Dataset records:
=====

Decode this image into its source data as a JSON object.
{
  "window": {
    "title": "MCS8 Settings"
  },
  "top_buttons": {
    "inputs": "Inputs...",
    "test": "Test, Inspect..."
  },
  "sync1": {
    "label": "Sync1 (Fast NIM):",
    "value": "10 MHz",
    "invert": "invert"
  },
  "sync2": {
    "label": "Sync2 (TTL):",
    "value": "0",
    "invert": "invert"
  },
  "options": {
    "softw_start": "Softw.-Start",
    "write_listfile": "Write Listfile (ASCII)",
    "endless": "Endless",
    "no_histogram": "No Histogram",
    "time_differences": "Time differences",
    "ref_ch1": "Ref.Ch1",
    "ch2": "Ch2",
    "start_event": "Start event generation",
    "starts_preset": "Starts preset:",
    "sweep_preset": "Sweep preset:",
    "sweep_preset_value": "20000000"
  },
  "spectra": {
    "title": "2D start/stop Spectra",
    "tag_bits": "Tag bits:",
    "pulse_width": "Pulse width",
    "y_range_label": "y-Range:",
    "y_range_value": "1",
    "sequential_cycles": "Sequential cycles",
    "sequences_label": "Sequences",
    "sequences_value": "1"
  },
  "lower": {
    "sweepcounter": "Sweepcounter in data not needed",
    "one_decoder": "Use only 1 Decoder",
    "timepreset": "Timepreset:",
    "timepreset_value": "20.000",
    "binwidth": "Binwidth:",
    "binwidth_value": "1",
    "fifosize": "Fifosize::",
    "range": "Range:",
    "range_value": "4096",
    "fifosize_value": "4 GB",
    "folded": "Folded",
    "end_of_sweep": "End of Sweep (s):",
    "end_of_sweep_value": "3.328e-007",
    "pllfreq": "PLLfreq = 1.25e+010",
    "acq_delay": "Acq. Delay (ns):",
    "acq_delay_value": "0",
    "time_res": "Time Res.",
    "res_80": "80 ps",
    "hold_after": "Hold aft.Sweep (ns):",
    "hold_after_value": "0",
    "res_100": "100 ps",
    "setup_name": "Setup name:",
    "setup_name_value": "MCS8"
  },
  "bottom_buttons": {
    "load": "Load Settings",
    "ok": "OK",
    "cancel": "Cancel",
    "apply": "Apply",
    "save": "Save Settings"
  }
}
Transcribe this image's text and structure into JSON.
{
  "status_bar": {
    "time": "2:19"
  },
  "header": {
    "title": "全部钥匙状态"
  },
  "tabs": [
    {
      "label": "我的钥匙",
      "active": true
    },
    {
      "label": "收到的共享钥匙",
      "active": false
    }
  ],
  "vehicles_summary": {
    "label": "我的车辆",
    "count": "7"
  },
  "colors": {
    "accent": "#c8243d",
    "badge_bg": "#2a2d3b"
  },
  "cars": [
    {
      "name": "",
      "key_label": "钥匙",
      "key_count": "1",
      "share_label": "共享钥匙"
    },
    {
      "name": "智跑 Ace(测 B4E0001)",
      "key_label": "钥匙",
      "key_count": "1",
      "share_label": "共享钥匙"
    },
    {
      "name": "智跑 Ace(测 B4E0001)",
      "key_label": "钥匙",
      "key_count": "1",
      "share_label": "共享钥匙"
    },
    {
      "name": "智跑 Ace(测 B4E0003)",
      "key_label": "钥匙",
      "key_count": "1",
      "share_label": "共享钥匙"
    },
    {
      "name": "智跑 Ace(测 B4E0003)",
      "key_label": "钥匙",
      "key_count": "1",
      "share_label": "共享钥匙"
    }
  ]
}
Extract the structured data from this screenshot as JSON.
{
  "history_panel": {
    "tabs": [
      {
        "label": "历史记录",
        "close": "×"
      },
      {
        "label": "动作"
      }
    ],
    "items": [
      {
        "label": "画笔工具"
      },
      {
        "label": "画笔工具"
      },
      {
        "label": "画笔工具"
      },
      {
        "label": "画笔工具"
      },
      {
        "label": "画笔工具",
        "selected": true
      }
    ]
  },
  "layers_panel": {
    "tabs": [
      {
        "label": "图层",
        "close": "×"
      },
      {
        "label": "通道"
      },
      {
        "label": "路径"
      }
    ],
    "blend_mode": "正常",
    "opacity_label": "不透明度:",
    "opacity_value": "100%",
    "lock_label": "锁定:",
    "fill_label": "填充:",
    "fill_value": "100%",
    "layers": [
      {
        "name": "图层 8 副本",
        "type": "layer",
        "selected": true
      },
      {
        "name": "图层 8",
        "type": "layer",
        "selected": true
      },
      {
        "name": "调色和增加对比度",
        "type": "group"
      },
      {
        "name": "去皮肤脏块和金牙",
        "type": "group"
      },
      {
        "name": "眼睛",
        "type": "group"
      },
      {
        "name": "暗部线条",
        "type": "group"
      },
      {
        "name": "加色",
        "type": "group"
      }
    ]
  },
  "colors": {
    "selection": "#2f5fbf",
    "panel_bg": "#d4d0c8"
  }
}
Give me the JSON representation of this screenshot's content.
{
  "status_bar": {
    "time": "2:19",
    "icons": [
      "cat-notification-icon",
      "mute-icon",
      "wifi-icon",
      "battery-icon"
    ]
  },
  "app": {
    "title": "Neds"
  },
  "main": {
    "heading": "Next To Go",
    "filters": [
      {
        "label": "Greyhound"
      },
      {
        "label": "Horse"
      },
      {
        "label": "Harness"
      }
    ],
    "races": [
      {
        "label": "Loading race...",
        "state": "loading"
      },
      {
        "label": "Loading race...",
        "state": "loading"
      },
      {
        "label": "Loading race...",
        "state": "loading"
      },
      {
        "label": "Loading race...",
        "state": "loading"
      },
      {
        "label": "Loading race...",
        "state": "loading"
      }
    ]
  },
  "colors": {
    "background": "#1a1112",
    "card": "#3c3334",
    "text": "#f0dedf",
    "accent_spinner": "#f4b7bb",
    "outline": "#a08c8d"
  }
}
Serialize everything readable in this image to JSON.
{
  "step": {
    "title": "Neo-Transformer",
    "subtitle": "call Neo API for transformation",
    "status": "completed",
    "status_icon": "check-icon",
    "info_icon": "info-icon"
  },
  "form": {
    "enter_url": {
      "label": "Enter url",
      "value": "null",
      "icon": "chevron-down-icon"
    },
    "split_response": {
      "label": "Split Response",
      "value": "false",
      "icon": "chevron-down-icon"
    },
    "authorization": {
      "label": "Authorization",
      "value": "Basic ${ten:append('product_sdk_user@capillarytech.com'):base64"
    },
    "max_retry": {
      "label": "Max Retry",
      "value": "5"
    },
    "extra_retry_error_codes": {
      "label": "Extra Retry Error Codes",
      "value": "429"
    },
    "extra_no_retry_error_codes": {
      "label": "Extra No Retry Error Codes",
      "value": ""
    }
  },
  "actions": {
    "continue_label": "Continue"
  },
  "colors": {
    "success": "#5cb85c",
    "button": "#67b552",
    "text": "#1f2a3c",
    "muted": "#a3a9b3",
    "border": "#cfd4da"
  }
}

=====

Make an exact copy of every line in the data.

Decode this image into its source data as a JSON object.
{
  "window": {
    "title": "MCS8 Settings"
  },
  "top_buttons": {
    "inputs": "Inputs...",
    "test": "Test, Inspect..."
  },
  "sync1": {
    "label": "Sync1 (Fast NIM):",
    "value": "10 MHz",
    "invert": "invert"
  },
  "sync2": {
    "label": "Sync2 (TTL):",
    "value": "0",
    "invert": "invert"
  },
  "options": {
    "softw_start": "Softw.-Start",
    "write_listfile": "Write Listfile (ASCII)",
    "endless": "Endless",
    "no_histogram": "No Histogram",
    "time_differences": "Time differences",
    "ref_ch1": "Ref.Ch1",
    "ch2": "Ch2",
    "start_event": "Start event generation",
    "starts_preset": "Starts preset:",
    "sweep_preset": "Sweep preset:",
    "sweep_preset_value": "20000000"
  },
  "spectra": {
    "title": "2D start/stop Spectra",
    "tag_bits": "Tag bits:",
    "pulse_width": "Pulse width",
    "y_range_label": "y-Range:",
    "y_range_value": "1",
    "sequential_cycles": "Sequential cycles",
    "sequences_label": "Sequences",
    "sequences_value": "1"
  },
  "lower": {
    "sweepcounter": "Sweepcounter in data not needed",
    "one_decoder": "Use only 1 Decoder",
    "timepreset": "Timepreset:",
    "timepreset_value": "20.000",
    "binwidth": "Binwidth:",
    "binwidth_value": "1",
    "fifosize": "Fifosize::",
    "range": "Range:",
    "range_value": "4096",
    "fifosize_value": "4 GB",
    "folded": "Folded",
    "end_of_sweep": "End of Sweep (s):",
    "end_of_sweep_value": "3.328e-007",
    "pllfreq": "PLLfreq = 1.25e+010",
    "acq_delay": "Acq. Delay (ns):",
    "acq_delay_value": "0",
    "time_res": "Time Res.",
    "res_80": "80 ps",
    "hold_after": "Hold aft.Sweep (ns):",
    "hold_after_value": "0",
    "res_100": "100 ps",
    "setup_name": "Setup name:",
    "setup_name_value": "MCS8"
  },
  "bottom_buttons": {
    "load": "Load Settings",
    "ok": "OK",
    "cancel": "Cancel",
    "apply": "Apply",
    "save": "Save Settings"
  }
}
Transcribe this image's text and structure into JSON.
{
  "status_bar": {
    "time": "2:19"
  },
  "header": {
    "title": "全部钥匙状态"
  },
  "tabs": [
    {
      "label": "我的钥匙",
      "active": true
    },
    {
      "label": "收到的共享钥匙",
      "active": false
    }
  ],
  "vehicles_summary": {
    "label": "我的车辆",
    "count": "7"
  },
  "colors": {
    "accent": "#c8243d",
    "badge_bg": "#2a2d3b"
  },
  "cars": [
    {
      "name": "",
      "key_label": "钥匙",
      "key_count": "1",
      "share_label": "共享钥匙"
    },
    {
      "name": "智跑 Ace(测 B4E0001)",
      "key_label": "钥匙",
      "key_count": "1",
      "share_label": "共享钥匙"
    },
    {
      "name": "智跑 Ace(测 B4E0001)",
      "key_label": "钥匙",
      "key_count": "1",
      "share_label": "共享钥匙"
    },
    {
      "name": "智跑 Ace(测 B4E0003)",
      "key_label": "钥匙",
      "key_count": "1",
      "share_label": "共享钥匙"
    },
    {
      "name": "智跑 Ace(测 B4E0003)",
      "key_label": "钥匙",
      "key_count": "1",
      "share_label": "共享钥匙"
    }
  ]
}
Extract the structured data from this screenshot as JSON.
{
  "history_panel": {
    "tabs": [
      {
        "label": "历史记录",
        "close": "×"
      },
      {
        "label": "动作"
      }
    ],
    "items": [
      {
        "label": "画笔工具"
      },
      {
        "label": "画笔工具"
      },
      {
        "label": "画笔工具"
      },
      {
        "label": "画笔工具"
      },
      {
        "label": "画笔工具",
        "selected": true
      }
    ]
  },
  "layers_panel": {
    "tabs": [
      {
        "label": "图层",
        "close": "×"
      },
      {
        "label": "通道"
      },
      {
        "label": "路径"
      }
    ],
    "blend_mode": "正常",
    "opacity_label": "不透明度:",
    "opacity_value": "100%",
    "lock_label": "锁定:",
    "fill_label": "填充:",
    "fill_value": "100%",
    "layers": [
      {
        "name": "图层 8 副本",
        "type": "layer",
        "selected": true
      },
      {
        "name": "图层 8",
        "type": "layer",
        "selected": true
      },
      {
        "name": "调色和增加对比度",
        "type": "group"
      },
      {
        "name": "去皮肤脏块和金牙",
        "type": "group"
      },
      {
        "name": "眼睛",
        "type": "group"
      },
      {
        "name": "暗部线条",
        "type": "group"
      },
      {
        "name": "加色",
        "type": "group"
      }
    ]
  },
  "colors": {
    "selection": "#2f5fbf",
    "panel_bg": "#d4d0c8"
  }
}
Give me the JSON representation of this screenshot's content.
{
  "status_bar": {
    "time": "2:19",
    "icons": [
      "cat-notification-icon",
      "mute-icon",
      "wifi-icon",
      "battery-icon"
    ]
  },
  "app": {
    "title": "Neds"
  },
  "main": {
    "heading": "Next To Go",
    "filters": [
      {
        "label": "Greyhound"
      },
      {
        "label": "Horse"
      },
      {
        "label": "Harness"
      }
    ],
    "races": [
      {
        "label": "Loading race...",
        "state": "loading"
      },
      {
        "label": "Loading race...",
        "state": "loading"
      },
      {
        "label": "Loading race...",
        "state": "loading"
      },
      {
        "label": "Loading race...",
        "state": "loading"
      },
      {
        "label": "Loading race...",
        "state": "loading"
      }
    ]
  },
  "colors": {
    "background": "#1a1112",
    "card": "#3c3334",
    "text": "#f0dedf",
    "accent_spinner": "#f4b7bb",
    "outline": "#a08c8d"
  }
}
Serialize everything readable in this image to JSON.
{
  "step": {
    "title": "Neo-Transformer",
    "subtitle": "call Neo API for transformation",
    "status": "completed",
    "status_icon": "check-icon",
    "info_icon": "info-icon"
  },
  "form": {
    "enter_url": {
      "label": "Enter url",
      "value": "null",
      "icon": "chevron-down-icon"
    },
    "split_response": {
      "label": "Split Response",
      "value": "false",
      "icon": "chevron-down-icon"
    },
    "authorization": {
      "label": "Authorization",
      "value": "Basic ${ten:append('product_sdk_user@capillarytech.com'):base64"
    },
    "max_retry": {
      "label": "Max Retry",
      "value": "5"
    },
    "extra_retry_error_codes": {
      "label": "Extra Retry Error Codes",
      "value": "429"
    },
    "extra_no_retry_error_codes": {
      "label": "Extra No Retry Error Codes",
      "value": ""
    }
  },
  "actions": {
    "continue_label": "Continue"
  },
  "colors": {
    "success": "#5cb85c",
    "button": "#67b552",
    "text": "#1f2a3c",
    "muted": "#a3a9b3",
    "border": "#cfd4da"
  }
}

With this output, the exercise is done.